» WHAT NEEDS TO BE DONE
Output every entry exactly as written, but omit the pictures.

Data records:
start

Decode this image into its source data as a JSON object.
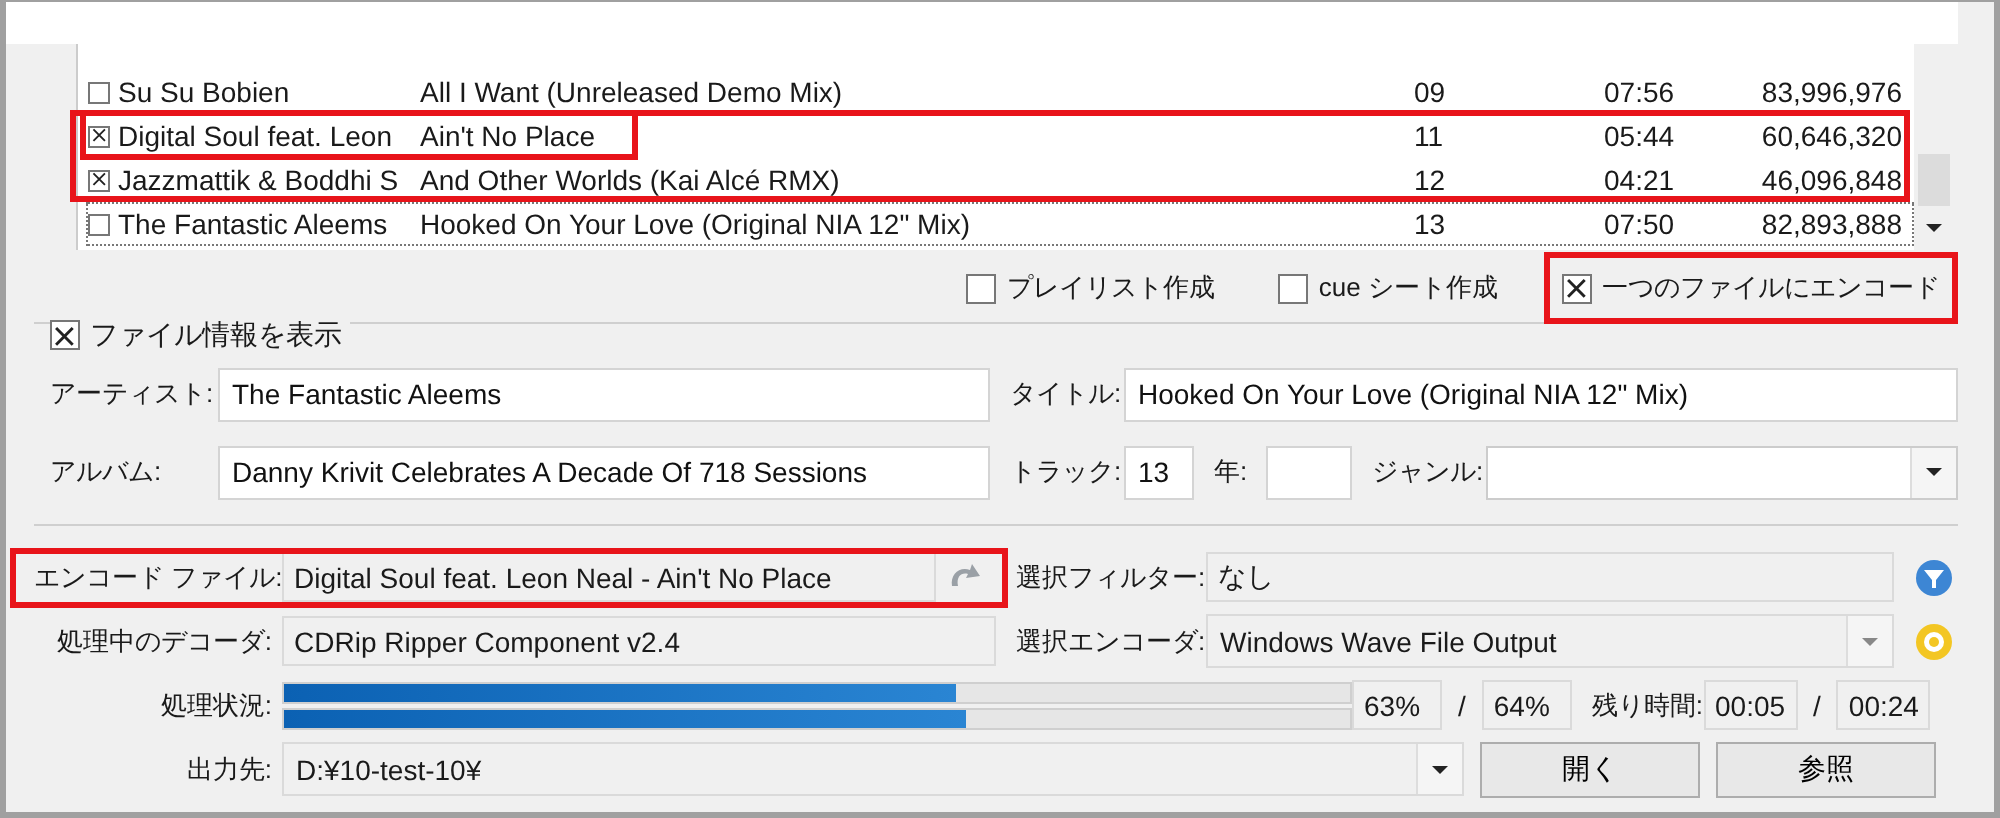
{
  "tracks": [
    {
      "checked": false,
      "marked": false,
      "emphasized": false,
      "focused": false,
      "artist": "Su Su Bobien",
      "title": "All I Want (Unreleased Demo Mix)",
      "track": "09",
      "time": "07:56",
      "size": "83,996,976"
    },
    {
      "checked": true,
      "marked": true,
      "emphasized": true,
      "focused": false,
      "artist": "Digital Soul feat. Leon",
      "title": "Ain't No Place",
      "track": "11",
      "time": "05:44",
      "size": "60,646,320"
    },
    {
      "checked": true,
      "marked": true,
      "emphasized": false,
      "focused": false,
      "artist": "Jazzmattik & Boddhi S",
      "title": "And Other Worlds (Kai Alcé RMX)",
      "track": "12",
      "time": "04:21",
      "size": "46,096,848"
    },
    {
      "checked": false,
      "marked": false,
      "emphasized": false,
      "focused": true,
      "artist": "The Fantastic Aleems",
      "title": "Hooked On Your Love (Original NIA 12\" Mix)",
      "track": "13",
      "time": "07:50",
      "size": "82,893,888"
    }
  ],
  "options": [
    {
      "label": "プレイリスト作成",
      "checked": false,
      "marked": false
    },
    {
      "label": "cue シート作成",
      "checked": false,
      "marked": false
    },
    {
      "label": "一つのファイルにエンコード",
      "checked": true,
      "marked": true
    }
  ],
  "file_info": {
    "label": "ファイル情報を表示",
    "checked": true,
    "artist": {
      "label": "アーティスト:",
      "value": "The Fantastic Aleems"
    },
    "title": {
      "label": "タイトル:",
      "value": "Hooked On Your Love (Original NIA 12\" Mix)"
    },
    "album": {
      "label": "アルバム:",
      "value": "Danny Krivit Celebrates A Decade Of 718 Sessions"
    },
    "track": {
      "label": "トラック:",
      "value": "13"
    },
    "year": {
      "label": "年:"
    },
    "genre": {
      "label": "ジャンル:"
    }
  },
  "encode_file": {
    "label": "エンコード ファイル:",
    "value": "Digital Soul feat. Leon Neal - Ain't No Place",
    "marked": true
  },
  "filter": {
    "label": "選択フィルター:",
    "value": "なし"
  },
  "decoder": {
    "label": "処理中のデコーダ:",
    "value": "CDRip Ripper Component v2.4"
  },
  "encoder": {
    "label": "選択エンコーダ:",
    "value": "Windows Wave File Output"
  },
  "progress": {
    "label": "処理状況:",
    "bars": [
      {
        "level": 0.63
      },
      {
        "level": 0.64
      }
    ],
    "percent_current": "63%",
    "separator": "/",
    "percent_total": "64%",
    "remaining_label": "残り時間:",
    "remaining_current": "00:05",
    "separator_2": "/",
    "remaining_total": "00:24"
  },
  "output": {
    "label": "出力先:",
    "value": "D:¥10-test-10¥"
  },
  "buttons": [
    "開く",
    "参照"
  ]
}
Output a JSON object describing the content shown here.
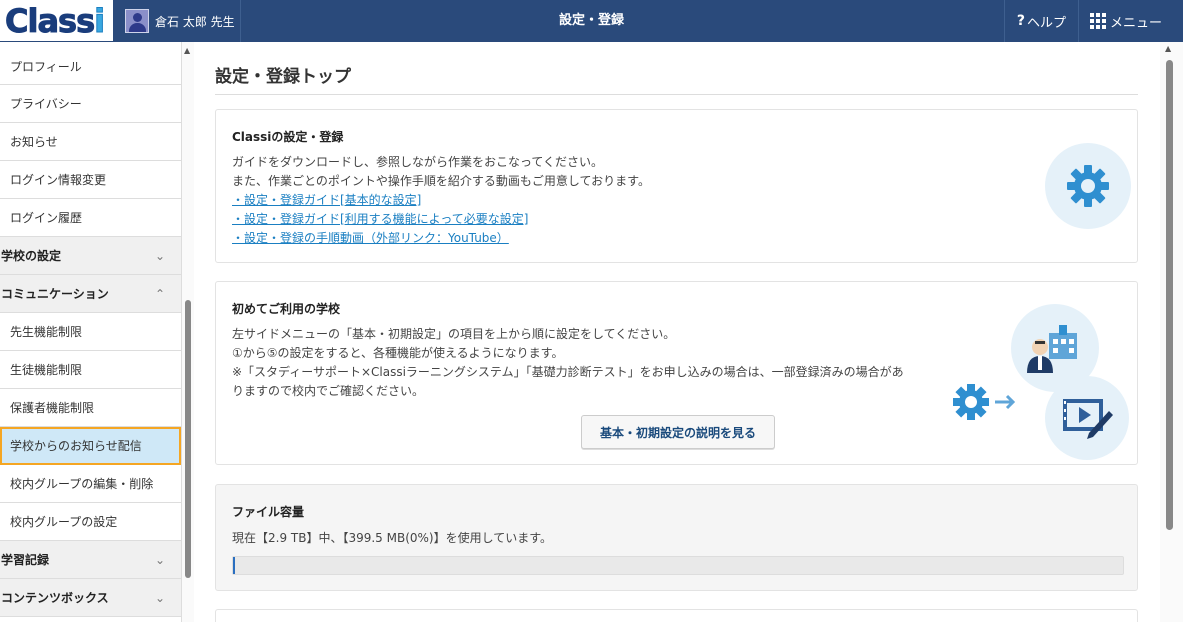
{
  "header": {
    "logo": "Classi",
    "user_name": "倉石 太郎 先生",
    "page_title": "設定・登録",
    "help_label": "ヘルプ",
    "menu_label": "メニュー"
  },
  "sidebar": {
    "items": [
      {
        "label": "プロフィール",
        "type": "item"
      },
      {
        "label": "プライバシー",
        "type": "item"
      },
      {
        "label": "お知らせ",
        "type": "item"
      },
      {
        "label": "ログイン情報変更",
        "type": "item"
      },
      {
        "label": "ログイン履歴",
        "type": "item"
      },
      {
        "label": "学校の設定",
        "type": "section",
        "chevron": "⌄"
      },
      {
        "label": "コミュニケーション",
        "type": "section",
        "chevron": "⌃"
      },
      {
        "label": "先生機能制限",
        "type": "item"
      },
      {
        "label": "生徒機能制限",
        "type": "item"
      },
      {
        "label": "保護者機能制限",
        "type": "item"
      },
      {
        "label": "学校からのお知らせ配信",
        "type": "item",
        "active": true
      },
      {
        "label": "校内グループの編集・削除",
        "type": "item"
      },
      {
        "label": "校内グループの設定",
        "type": "item"
      },
      {
        "label": "学習記録",
        "type": "section",
        "chevron": "⌄"
      },
      {
        "label": "コンテンツボックス",
        "type": "section",
        "chevron": "⌄"
      }
    ]
  },
  "main": {
    "title": "設定・登録トップ",
    "classi_settings": {
      "heading": "Classiの設定・登録",
      "line1": "ガイドをダウンロードし、参照しながら作業をおこなってください。",
      "line2": "また、作業ごとのポイントや操作手順を紹介する動画もご用意しております。",
      "link1": "・設定・登録ガイド[基本的な設定]",
      "link2": "・設定・登録ガイド[利用する機能によって必要な設定]",
      "link3": "・設定・登録の手順動画（外部リンク：YouTube）"
    },
    "first_use": {
      "heading": "初めてご利用の学校",
      "line1": "左サイドメニューの「基本・初期設定」の項目を上から順に設定をしてください。",
      "line2": "①から⑤の設定をすると、各種機能が使えるようになります。",
      "line3": "※「スタディーサポート×Classiラーニングシステム」「基礎力診断テスト」をお申し込みの場合は、一部登録済みの場合があ",
      "line4": "りますので校内でご確認ください。",
      "button": "基本・初期設定の説明を見る"
    },
    "file_capacity": {
      "heading": "ファイル容量",
      "usage_text": "現在【2.9 TB】中、【399.5 MB(0%)】を使用しています。",
      "usage_fraction": 0.002
    }
  },
  "colors": {
    "header_bg": "#2a4a7b",
    "link": "#1a7fc2",
    "active_bg": "#cfe8f7",
    "active_border": "#f5a623"
  }
}
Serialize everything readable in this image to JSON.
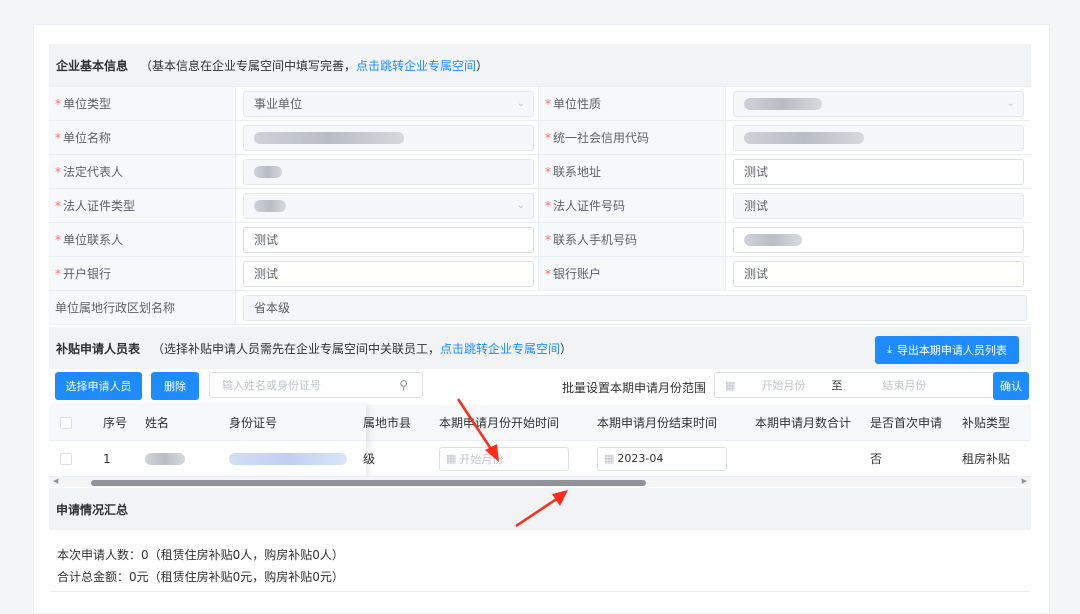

end

» EXERCISE OUTPUT
Decode this image into its source data as a JSON object.
{
  "tracks": [
    {
      "checked": false,
      "marked": false,
      "emphasized": false,
      "focused": false,
      "artist": "Su Su Bobien",
      "title": "All I Want (Unreleased Demo Mix)",
      "track": "09",
      "time": "07:56",
      "size": "83,996,976"
    },
    {
      "checked": true,
      "marked": true,
      "emphasized": true,
      "focused": false,
      "artist": "Digital Soul feat. Leon",
      "title": "Ain't No Place",
      "track": "11",
      "time": "05:44",
      "size": "60,646,320"
    },
    {
      "checked": true,
      "marked": true,
      "emphasized": false,
      "focused": false,
      "artist": "Jazzmattik & Boddhi S",
      "title": "And Other Worlds (Kai Alcé RMX)",
      "track": "12",
      "time": "04:21",
      "size": "46,096,848"
    },
    {
      "checked": false,
      "marked": false,
      "emphasized": false,
      "focused": true,
      "artist": "The Fantastic Aleems",
      "title": "Hooked On Your Love (Original NIA 12\" Mix)",
      "track": "13",
      "time": "07:50",
      "size": "82,893,888"
    }
  ],
  "options": [
    {
      "label": "プレイリスト作成",
      "checked": false,
      "marked": false
    },
    {
      "label": "cue シート作成",
      "checked": false,
      "marked": false
    },
    {
      "label": "一つのファイルにエンコード",
      "checked": true,
      "marked": true
    }
  ],
  "file_info": {
    "label": "ファイル情報を表示",
    "checked": true,
    "artist": {
      "label": "アーティスト:",
      "value": "The Fantastic Aleems"
    },
    "title": {
      "label": "タイトル:",
      "value": "Hooked On Your Love (Original NIA 12\" Mix)"
    },
    "album": {
      "label": "アルバム:",
      "value": "Danny Krivit Celebrates A Decade Of 718 Sessions"
    },
    "track": {
      "label": "トラック:",
      "value": "13"
    },
    "year": {
      "label": "年:"
    },
    "genre": {
      "label": "ジャンル:"
    }
  },
  "encode_file": {
    "label": "エンコード ファイル:",
    "value": "Digital Soul feat. Leon Neal - Ain't No Place",
    "marked": true
  },
  "filter": {
    "label": "選択フィルター:",
    "value": "なし"
  },
  "decoder": {
    "label": "処理中のデコーダ:",
    "value": "CDRip Ripper Component v2.4"
  },
  "encoder": {
    "label": "選択エンコーダ:",
    "value": "Windows Wave File Output"
  },
  "progress": {
    "label": "処理状況:",
    "bars": [
      {
        "level": 0.63
      },
      {
        "level": 0.64
      }
    ],
    "percent_current": "63%",
    "separator": "/",
    "percent_total": "64%",
    "remaining_label": "残り時間:",
    "remaining_current": "00:05",
    "separator_2": "/",
    "remaining_total": "00:24"
  },
  "output": {
    "label": "出力先:",
    "value": "D:¥10-test-10¥"
  },
  "buttons": [
    "開く",
    "参照"
  ]
}
Output a JSON object describing the content shown here.
{
  "header": {
    "logo": "Classi",
    "user_name": "倉石 太郎 先生",
    "page_title": "設定・登録",
    "help_label": "ヘルプ",
    "menu_label": "メニュー"
  },
  "sidebar": {
    "items": [
      {
        "label": "プロフィール",
        "type": "item"
      },
      {
        "label": "プライバシー",
        "type": "item"
      },
      {
        "label": "お知らせ",
        "type": "item"
      },
      {
        "label": "ログイン情報変更",
        "type": "item"
      },
      {
        "label": "ログイン履歴",
        "type": "item"
      },
      {
        "label": "学校の設定",
        "type": "section",
        "chevron": "⌄"
      },
      {
        "label": "コミュニケーション",
        "type": "section",
        "chevron": "⌃"
      },
      {
        "label": "先生機能制限",
        "type": "item"
      },
      {
        "label": "生徒機能制限",
        "type": "item"
      },
      {
        "label": "保護者機能制限",
        "type": "item"
      },
      {
        "label": "学校からのお知らせ配信",
        "type": "item",
        "active": true
      },
      {
        "label": "校内グループの編集・削除",
        "type": "item"
      },
      {
        "label": "校内グループの設定",
        "type": "item"
      },
      {
        "label": "学習記録",
        "type": "section",
        "chevron": "⌄"
      },
      {
        "label": "コンテンツボックス",
        "type": "section",
        "chevron": "⌄"
      }
    ]
  },
  "main": {
    "title": "設定・登録トップ",
    "classi_settings": {
      "heading": "Classiの設定・登録",
      "line1": "ガイドをダウンロードし、参照しながら作業をおこなってください。",
      "line2": "また、作業ごとのポイントや操作手順を紹介する動画もご用意しております。",
      "link1": "・設定・登録ガイド[基本的な設定]",
      "link2": "・設定・登録ガイド[利用する機能によって必要な設定]",
      "link3": "・設定・登録の手順動画（外部リンク：YouTube）"
    },
    "first_use": {
      "heading": "初めてご利用の学校",
      "line1": "左サイドメニューの「基本・初期設定」の項目を上から順に設定をしてください。",
      "line2": "①から⑤の設定をすると、各種機能が使えるようになります。",
      "line3": "※「スタディーサポート×Classiラーニングシステム」「基礎力診断テスト」をお申し込みの場合は、一部登録済みの場合があ",
      "line4": "りますので校内でご確認ください。",
      "button": "基本・初期設定の説明を見る"
    },
    "file_capacity": {
      "heading": "ファイル容量",
      "usage_text": "現在【2.9 TB】中、【399.5 MB(0%)】を使用しています。",
      "usage_fraction": 0.002
    }
  },
  "colors": {
    "header_bg": "#2a4a7b",
    "link": "#1a7fc2",
    "active_bg": "#cfe8f7",
    "active_border": "#f5a623"
  }
}
Serialize everything readable in this image to JSON.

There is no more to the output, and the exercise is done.